§ WHAT YOU HAVE TO DO: Copy out the data word for word, from its first line through the line containing "channel-row-green[interactable]: 绿 Ctrl+4: [770, 200, 978, 248]", both included.

§ MATERIAL:

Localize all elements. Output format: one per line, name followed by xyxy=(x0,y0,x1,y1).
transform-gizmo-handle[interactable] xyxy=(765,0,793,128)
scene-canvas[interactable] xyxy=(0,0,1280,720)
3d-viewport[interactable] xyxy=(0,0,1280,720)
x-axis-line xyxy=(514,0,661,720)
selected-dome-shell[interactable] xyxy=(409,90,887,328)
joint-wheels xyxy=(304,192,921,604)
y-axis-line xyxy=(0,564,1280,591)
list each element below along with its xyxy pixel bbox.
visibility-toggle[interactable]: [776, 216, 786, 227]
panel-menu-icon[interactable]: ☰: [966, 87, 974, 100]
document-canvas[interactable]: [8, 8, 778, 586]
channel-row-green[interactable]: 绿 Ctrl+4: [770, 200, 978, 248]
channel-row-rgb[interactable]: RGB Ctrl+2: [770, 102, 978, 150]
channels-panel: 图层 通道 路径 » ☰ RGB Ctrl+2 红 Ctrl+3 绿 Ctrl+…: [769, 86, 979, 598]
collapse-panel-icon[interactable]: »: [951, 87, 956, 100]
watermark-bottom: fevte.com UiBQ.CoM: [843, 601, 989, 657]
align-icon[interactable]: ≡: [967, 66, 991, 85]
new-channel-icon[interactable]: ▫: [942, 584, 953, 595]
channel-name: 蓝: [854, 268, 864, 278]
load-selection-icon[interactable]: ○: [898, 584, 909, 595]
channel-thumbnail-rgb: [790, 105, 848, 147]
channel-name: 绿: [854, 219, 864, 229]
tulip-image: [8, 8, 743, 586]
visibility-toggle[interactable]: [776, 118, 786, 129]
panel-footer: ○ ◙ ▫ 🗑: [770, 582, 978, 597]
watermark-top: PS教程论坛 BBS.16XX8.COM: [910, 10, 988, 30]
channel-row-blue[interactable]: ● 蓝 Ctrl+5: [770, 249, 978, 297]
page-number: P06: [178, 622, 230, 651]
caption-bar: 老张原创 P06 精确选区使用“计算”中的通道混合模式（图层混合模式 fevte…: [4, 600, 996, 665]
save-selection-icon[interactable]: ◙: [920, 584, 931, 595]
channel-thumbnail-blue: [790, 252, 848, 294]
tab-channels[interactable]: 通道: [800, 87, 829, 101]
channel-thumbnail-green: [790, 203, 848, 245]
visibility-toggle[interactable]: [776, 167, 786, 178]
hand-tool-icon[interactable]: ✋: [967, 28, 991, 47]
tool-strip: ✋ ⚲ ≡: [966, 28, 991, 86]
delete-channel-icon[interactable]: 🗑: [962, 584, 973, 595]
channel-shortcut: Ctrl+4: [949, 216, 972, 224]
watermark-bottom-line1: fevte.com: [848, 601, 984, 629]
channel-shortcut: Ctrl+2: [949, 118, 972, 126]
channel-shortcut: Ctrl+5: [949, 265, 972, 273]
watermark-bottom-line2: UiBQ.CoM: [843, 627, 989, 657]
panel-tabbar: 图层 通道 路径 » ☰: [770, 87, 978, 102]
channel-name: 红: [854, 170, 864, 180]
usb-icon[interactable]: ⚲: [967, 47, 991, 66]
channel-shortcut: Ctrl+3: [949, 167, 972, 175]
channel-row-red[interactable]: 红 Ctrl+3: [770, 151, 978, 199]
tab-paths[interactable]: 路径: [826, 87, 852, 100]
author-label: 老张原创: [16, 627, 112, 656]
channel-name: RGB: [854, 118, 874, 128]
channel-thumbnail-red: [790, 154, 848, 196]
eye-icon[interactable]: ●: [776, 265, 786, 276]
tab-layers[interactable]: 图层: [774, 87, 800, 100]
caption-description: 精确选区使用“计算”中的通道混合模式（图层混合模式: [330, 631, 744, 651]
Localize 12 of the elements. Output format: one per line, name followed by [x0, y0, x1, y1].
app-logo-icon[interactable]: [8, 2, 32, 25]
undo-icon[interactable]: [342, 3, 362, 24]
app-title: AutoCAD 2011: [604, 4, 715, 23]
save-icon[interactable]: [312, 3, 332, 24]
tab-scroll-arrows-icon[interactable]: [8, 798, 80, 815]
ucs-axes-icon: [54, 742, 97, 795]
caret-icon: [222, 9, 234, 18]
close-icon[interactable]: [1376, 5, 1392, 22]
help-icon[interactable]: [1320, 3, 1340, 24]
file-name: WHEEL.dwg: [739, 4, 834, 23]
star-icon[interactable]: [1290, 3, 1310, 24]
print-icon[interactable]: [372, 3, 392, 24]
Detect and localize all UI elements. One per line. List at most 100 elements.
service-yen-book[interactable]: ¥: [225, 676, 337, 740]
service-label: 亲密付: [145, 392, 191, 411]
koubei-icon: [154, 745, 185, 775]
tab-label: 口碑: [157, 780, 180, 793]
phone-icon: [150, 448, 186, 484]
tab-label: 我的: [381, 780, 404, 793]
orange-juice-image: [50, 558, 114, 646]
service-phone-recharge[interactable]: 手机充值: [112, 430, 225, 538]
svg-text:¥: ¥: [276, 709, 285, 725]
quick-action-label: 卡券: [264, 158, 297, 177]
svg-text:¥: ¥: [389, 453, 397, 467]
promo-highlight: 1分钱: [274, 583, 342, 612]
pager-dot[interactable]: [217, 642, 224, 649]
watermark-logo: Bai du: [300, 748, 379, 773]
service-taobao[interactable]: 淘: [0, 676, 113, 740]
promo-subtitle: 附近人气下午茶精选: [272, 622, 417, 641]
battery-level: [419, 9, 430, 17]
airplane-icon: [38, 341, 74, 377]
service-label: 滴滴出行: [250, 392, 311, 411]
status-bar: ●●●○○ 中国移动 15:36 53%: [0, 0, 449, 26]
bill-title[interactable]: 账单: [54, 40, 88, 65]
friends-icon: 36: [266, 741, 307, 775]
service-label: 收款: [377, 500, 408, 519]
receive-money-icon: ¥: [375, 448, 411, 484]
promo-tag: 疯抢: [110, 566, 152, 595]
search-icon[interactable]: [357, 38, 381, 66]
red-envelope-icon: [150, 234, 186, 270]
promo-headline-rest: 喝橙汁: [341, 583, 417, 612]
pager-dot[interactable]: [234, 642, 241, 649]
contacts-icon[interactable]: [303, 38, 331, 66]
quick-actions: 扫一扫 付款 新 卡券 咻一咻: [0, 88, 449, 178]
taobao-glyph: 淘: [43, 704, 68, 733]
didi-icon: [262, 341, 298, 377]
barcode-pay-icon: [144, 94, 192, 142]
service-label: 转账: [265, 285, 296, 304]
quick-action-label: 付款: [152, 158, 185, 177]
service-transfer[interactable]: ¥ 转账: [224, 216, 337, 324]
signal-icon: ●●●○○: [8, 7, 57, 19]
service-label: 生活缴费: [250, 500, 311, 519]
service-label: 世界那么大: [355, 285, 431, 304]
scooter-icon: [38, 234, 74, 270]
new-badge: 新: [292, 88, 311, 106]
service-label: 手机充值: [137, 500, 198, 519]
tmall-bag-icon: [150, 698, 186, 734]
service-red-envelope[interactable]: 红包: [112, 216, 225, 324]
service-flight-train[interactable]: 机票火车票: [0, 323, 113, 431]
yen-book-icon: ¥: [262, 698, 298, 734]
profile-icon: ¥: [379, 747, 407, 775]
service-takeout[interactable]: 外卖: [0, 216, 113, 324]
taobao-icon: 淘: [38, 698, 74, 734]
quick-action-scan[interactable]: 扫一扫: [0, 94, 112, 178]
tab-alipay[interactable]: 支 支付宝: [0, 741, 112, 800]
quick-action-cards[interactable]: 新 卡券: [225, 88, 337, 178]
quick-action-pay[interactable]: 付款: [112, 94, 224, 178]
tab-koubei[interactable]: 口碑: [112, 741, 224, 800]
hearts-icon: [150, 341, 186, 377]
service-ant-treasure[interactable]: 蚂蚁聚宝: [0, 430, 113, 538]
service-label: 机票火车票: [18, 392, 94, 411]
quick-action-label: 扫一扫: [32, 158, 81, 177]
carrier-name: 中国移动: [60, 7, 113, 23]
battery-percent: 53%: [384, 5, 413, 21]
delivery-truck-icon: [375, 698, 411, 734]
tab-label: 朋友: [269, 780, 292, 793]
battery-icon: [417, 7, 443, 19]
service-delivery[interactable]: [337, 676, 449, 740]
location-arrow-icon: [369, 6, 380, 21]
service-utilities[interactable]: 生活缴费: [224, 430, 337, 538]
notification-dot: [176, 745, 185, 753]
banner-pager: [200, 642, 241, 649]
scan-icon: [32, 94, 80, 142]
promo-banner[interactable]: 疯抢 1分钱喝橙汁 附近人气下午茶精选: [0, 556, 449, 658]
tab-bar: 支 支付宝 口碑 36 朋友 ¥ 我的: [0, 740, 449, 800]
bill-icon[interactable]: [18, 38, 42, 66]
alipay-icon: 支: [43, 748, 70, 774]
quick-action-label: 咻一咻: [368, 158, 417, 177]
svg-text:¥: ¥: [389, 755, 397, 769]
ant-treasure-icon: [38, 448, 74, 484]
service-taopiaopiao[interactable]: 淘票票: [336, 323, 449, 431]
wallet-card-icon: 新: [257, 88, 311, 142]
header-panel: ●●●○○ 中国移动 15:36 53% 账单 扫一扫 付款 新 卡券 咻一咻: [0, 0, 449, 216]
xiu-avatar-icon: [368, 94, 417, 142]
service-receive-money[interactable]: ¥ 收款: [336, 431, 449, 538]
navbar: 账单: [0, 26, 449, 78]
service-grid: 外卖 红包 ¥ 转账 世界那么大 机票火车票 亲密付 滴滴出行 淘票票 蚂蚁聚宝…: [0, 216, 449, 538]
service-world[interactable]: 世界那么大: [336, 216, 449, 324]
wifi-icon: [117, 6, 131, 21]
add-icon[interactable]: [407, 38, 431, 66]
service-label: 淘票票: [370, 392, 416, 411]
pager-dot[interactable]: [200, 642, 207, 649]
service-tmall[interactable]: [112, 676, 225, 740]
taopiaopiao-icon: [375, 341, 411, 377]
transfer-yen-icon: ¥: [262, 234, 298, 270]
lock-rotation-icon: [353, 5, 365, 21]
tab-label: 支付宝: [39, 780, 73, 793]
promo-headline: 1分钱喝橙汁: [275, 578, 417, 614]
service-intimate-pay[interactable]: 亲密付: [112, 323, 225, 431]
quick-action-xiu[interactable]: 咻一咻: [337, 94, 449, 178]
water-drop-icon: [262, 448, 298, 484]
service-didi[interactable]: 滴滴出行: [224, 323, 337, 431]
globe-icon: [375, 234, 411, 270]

§ WRITTEN SOLUTION:
Localize all elements. Output format: one per line, name followed by xyxy=(x0,y0,x1,y1).
transform-gizmo-handle[interactable] xyxy=(765,0,793,128)
scene-canvas[interactable] xyxy=(0,0,1280,720)
3d-viewport[interactable] xyxy=(0,0,1280,720)
x-axis-line xyxy=(514,0,661,720)
selected-dome-shell[interactable] xyxy=(409,90,887,328)
joint-wheels xyxy=(304,192,921,604)
y-axis-line xyxy=(0,564,1280,591)
list each element below along with its xyxy pixel bbox.
visibility-toggle[interactable]: [776, 216, 786, 227]
panel-menu-icon[interactable]: ☰: [966, 87, 974, 100]
document-canvas[interactable]: [8, 8, 778, 586]
channel-row-green[interactable]: 绿 Ctrl+4: [770, 200, 978, 248]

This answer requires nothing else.